[抜粋本文]
----------

はぴの本棚

2003年からの読書日記

ひとがた流し作者: 北村薫出版社/メーカー: 朝日新聞社発売日: 2006/07メディア: 単行本 クリック: 17回この商品を含むブログ (104件) を見る

(306)
図書館で予約していたのがやっと回ってきました。
以前本プロでも皆さんのUPが続いていて興味があったこの本。
なんとなく悲しい話なんだろうなと思っていましたが、それだけではなく女性同士の固い友情や、夫婦や親子の関係、病気など色々考えさせられる物語でした。

3人の女性は千波、牧子、美々。
皆40代。人生の色々な経験を重ねてきています。
千波はアナウンサーで独身、牧子は離婚して娘と二人暮し、美々は離婚後写真家と再婚、娘一人・・・と全く違った暮らしですがいい関係はずっと続いています。

章ごとに語り手の登場人物が変わり、物語が進んでいくので毎回新鮮な気持ちで楽しめました。
牧子の娘さきや美々の娘玲の視点で語られるのもよかったです。

千波はやっと良秋にめぐり合えて(再会できて)幸せだったでしょうね。
良秋も包容力のあるしっかりした男性で本当によかった。
でも、だからこそ悲しかった・・・
病状が重くなり、辛い結末が待っているのが予想できてしまい、先は知りたくてもページをめくりたくないという複雑な気持ちになりました。

悲しい知らせを聞いた牧子が、千波と変電所に行った子どもの頃を思い出す場面が一番辛かったです。

付記に「《涙》という言葉も使うまいと思った」とあり、読み終わった後、思わず確認してしまいました。
読んでいて最後の方はボロボロ涙が出たのに、文章には涙という言葉が使われていないんですよね。これは驚きでした。
安易に《涙》という言葉を使わないということ。
作家として素敵だなと思いました。

「人が生きていく時、力になるのは何かっていうと、ー《自分が生きてることを、切実に願う誰かが、いるかどうか》だと思うんだ。〜」

自分のことを切実に願ってくれる誰かがいることは大切だと思います。
普段は気づかなくても、苦しい時は特にその存在が大きな力になるんですよね。
私もそういう人がいて欲しいし、少しでも誰かの力になれる自分でありたいと思いました。

----------

[元データ]
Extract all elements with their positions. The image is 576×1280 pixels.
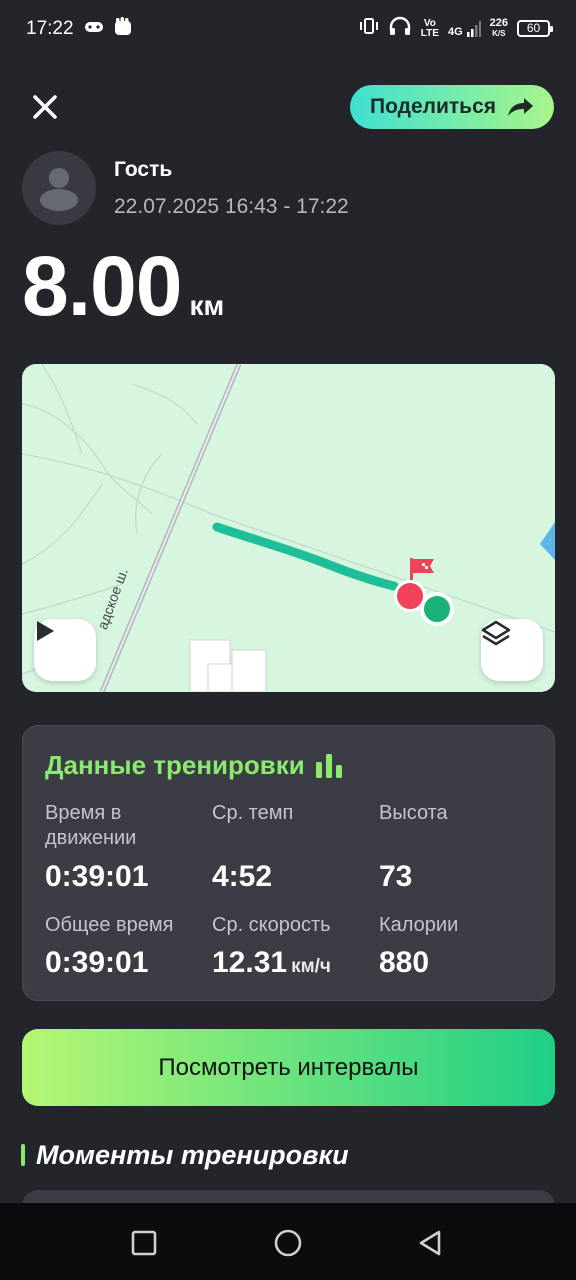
headphones-icon: [388, 16, 412, 41]
section-accent-bar: [21, 1144, 25, 1166]
layers-icon: [481, 620, 511, 646]
stat-label-calories: Калории: [379, 914, 459, 936]
stat-value-avg-pace: 4:52: [212, 860, 273, 893]
stat-label-avg-pace: Ср. темп: [212, 802, 294, 824]
distance-value: 8.00: [22, 239, 182, 333]
recent-apps-button[interactable]: [124, 1223, 164, 1263]
close-button[interactable]: [26, 88, 64, 126]
share-button[interactable]: Поделиться: [350, 85, 554, 129]
home-button[interactable]: [268, 1223, 308, 1263]
user-name: Гость: [114, 158, 173, 181]
stats-title: Данные тренировки: [45, 750, 345, 781]
share-arrow-icon: [508, 98, 534, 116]
stat-value-moving-time: 0:39:01: [45, 860, 149, 893]
total-distance: 8.00 км: [22, 238, 224, 335]
view-intervals-button[interactable]: Посмотреть интервалы: [22, 1029, 555, 1106]
stat-value-calories: 880: [379, 946, 430, 979]
stat-label-total-time: Общее время: [45, 914, 174, 936]
workout-stats-card: Данные тренировки Время в движении Ср. т…: [22, 725, 555, 1001]
bar-chart-icon: [315, 753, 342, 778]
battery-indicator: 60: [517, 20, 553, 37]
play-icon: [37, 621, 54, 641]
network-speed: 226 K/S: [489, 17, 508, 39]
cellular-signal-icon: 4G: [448, 20, 481, 37]
home-icon: [274, 1229, 302, 1257]
close-icon: [33, 95, 57, 119]
workout-summary-screen: 17:22 Vo LTE 4G 226 K/S 60 Поделиться Го…: [0, 0, 576, 1280]
distance-unit: км: [189, 290, 225, 321]
replay-route-button[interactable]: [34, 619, 96, 681]
status-time: 17:22: [26, 18, 74, 39]
share-label: Поделиться: [369, 95, 497, 118]
start-marker: [420, 592, 454, 626]
avatar[interactable]: [22, 151, 96, 225]
avg-speed-number: 12.31: [212, 946, 288, 979]
stat-label-moving-time: Время в движении: [45, 802, 137, 849]
back-icon: [419, 1230, 441, 1256]
fist-icon: [112, 16, 134, 43]
map-canvas: [22, 364, 555, 692]
stat-label-elevation: Высота: [379, 802, 448, 824]
avg-speed-unit: км/ч: [291, 956, 331, 977]
stat-value-elevation: 73: [379, 860, 413, 893]
gamepad-icon: [84, 19, 104, 40]
vibrate-icon: [359, 16, 379, 41]
user-silhouette-icon: [40, 168, 78, 211]
map-layers-button[interactable]: [481, 619, 543, 681]
recent-apps-icon: [131, 1230, 157, 1256]
stat-label-avg-speed: Ср. скорость: [212, 914, 331, 936]
back-button[interactable]: [410, 1223, 450, 1263]
route-map[interactable]: адское ш.: [22, 364, 555, 692]
stat-value-avg-speed: 12.31 км/ч: [212, 946, 331, 980]
stat-value-total-time: 0:39:01: [45, 946, 149, 979]
system-nav-bar: [0, 1203, 576, 1280]
workout-datetime: 22.07.2025 16:43 - 17:22: [114, 195, 349, 218]
status-bar: 17:22 Vo LTE 4G 226 K/S 60: [0, 0, 576, 58]
volte-indicator: Vo LTE: [420, 17, 439, 39]
moments-section-title: Моменты тренировки: [36, 1140, 349, 1170]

----------

[やること] 抜粋本文の書き手が「毎回新鮮な気持ちで楽しめました」と述べているのはなぜか、本文に書かれている理由を1〜3文で説明してください。

[解答] 章ごとに語り手となる登場人物が変わり、そのうえで物語が進んでいくからです。